### WHAT IS BEING ASKED
Transcribe the entries exactly; images are not part of the copy.

====

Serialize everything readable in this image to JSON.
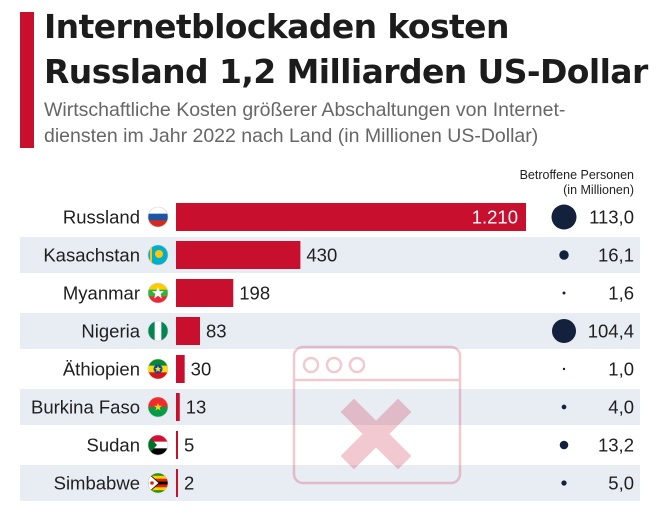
{
  "header": {
    "title_line1": "Internetblockaden kosten",
    "title_line2": "Russland 1,2 Milliarden US-Dollar",
    "subtitle_line1": "Wirtschaftliche Kosten größerer Abschaltungen von Internet-",
    "subtitle_line2": "diensten im Jahr 2022 nach Land (in Millionen US-Dollar)",
    "people_header_line1": "Betroffene Personen",
    "people_header_line2": "(in Millionen)"
  },
  "colors": {
    "bar": "#c8102e",
    "stripe": "#e8edf4",
    "bubble": "#14213d",
    "watermark": "#c8102e"
  },
  "chart_data": {
    "type": "bar",
    "orientation": "horizontal",
    "title": "Internetblockaden kosten Russland 1,2 Milliarden US-Dollar",
    "subtitle": "Wirtschaftliche Kosten größerer Abschaltungen von Internetdiensten im Jahr 2022 nach Land (in Millionen US-Dollar)",
    "xlabel": "",
    "ylabel": "",
    "xlim": [
      0,
      1210
    ],
    "grid": false,
    "categories": [
      "Russland",
      "Kasachstan",
      "Myanmar",
      "Nigeria",
      "Äthiopien",
      "Burkina Faso",
      "Sudan",
      "Simbabwe"
    ],
    "flags": [
      "russia-flag",
      "kazakhstan-flag",
      "myanmar-flag",
      "nigeria-flag",
      "ethiopia-flag",
      "burkina-faso-flag",
      "sudan-flag",
      "zimbabwe-flag"
    ],
    "series": [
      {
        "name": "Wirtschaftliche Kosten (Mio. US-Dollar)",
        "values": [
          1210,
          430,
          198,
          83,
          30,
          13,
          5,
          2
        ],
        "labels": [
          "1.210",
          "430",
          "198",
          "83",
          "30",
          "13",
          "5",
          "2"
        ]
      },
      {
        "name": "Betroffene Personen (in Millionen)",
        "values": [
          113.0,
          16.1,
          1.6,
          104.4,
          1.0,
          4.0,
          13.2,
          5.0
        ],
        "labels": [
          "113,0",
          "16,1",
          "1,6",
          "104,4",
          "1,0",
          "4,0",
          "13,2",
          "5,0"
        ]
      }
    ]
  }
}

====

### ANSWER TO THIS PROBLEM
Serialize everything readable in this image to JSON.
{
  "header": {
    "title_line1": "Internetblockaden kosten",
    "title_line2": "Russland 1,2 Milliarden US-Dollar",
    "subtitle_line1": "Wirtschaftliche Kosten größerer Abschaltungen von Internet-",
    "subtitle_line2": "diensten im Jahr 2022 nach Land (in Millionen US-Dollar)",
    "people_header_line1": "Betroffene Personen",
    "people_header_line2": "(in Millionen)"
  },
  "colors": {
    "bar": "#c8102e",
    "stripe": "#e8edf4",
    "bubble": "#14213d",
    "watermark": "#c8102e"
  },
  "chart_data": {
    "type": "bar",
    "orientation": "horizontal",
    "title": "Internetblockaden kosten Russland 1,2 Milliarden US-Dollar",
    "subtitle": "Wirtschaftliche Kosten größerer Abschaltungen von Internetdiensten im Jahr 2022 nach Land (in Millionen US-Dollar)",
    "xlabel": "",
    "ylabel": "",
    "xlim": [
      0,
      1210
    ],
    "grid": false,
    "categories": [
      "Russland",
      "Kasachstan",
      "Myanmar",
      "Nigeria",
      "Äthiopien",
      "Burkina Faso",
      "Sudan",
      "Simbabwe"
    ],
    "flags": [
      "russia-flag",
      "kazakhstan-flag",
      "myanmar-flag",
      "nigeria-flag",
      "ethiopia-flag",
      "burkina-faso-flag",
      "sudan-flag",
      "zimbabwe-flag"
    ],
    "series": [
      {
        "name": "Wirtschaftliche Kosten (Mio. US-Dollar)",
        "values": [
          1210,
          430,
          198,
          83,
          30,
          13,
          5,
          2
        ],
        "labels": [
          "1.210",
          "430",
          "198",
          "83",
          "30",
          "13",
          "5",
          "2"
        ]
      },
      {
        "name": "Betroffene Personen (in Millionen)",
        "values": [
          113.0,
          16.1,
          1.6,
          104.4,
          1.0,
          4.0,
          13.2,
          5.0
        ],
        "labels": [
          "113,0",
          "16,1",
          "1,6",
          "104,4",
          "1,0",
          "4,0",
          "13,2",
          "5,0"
        ]
      }
    ]
  }
}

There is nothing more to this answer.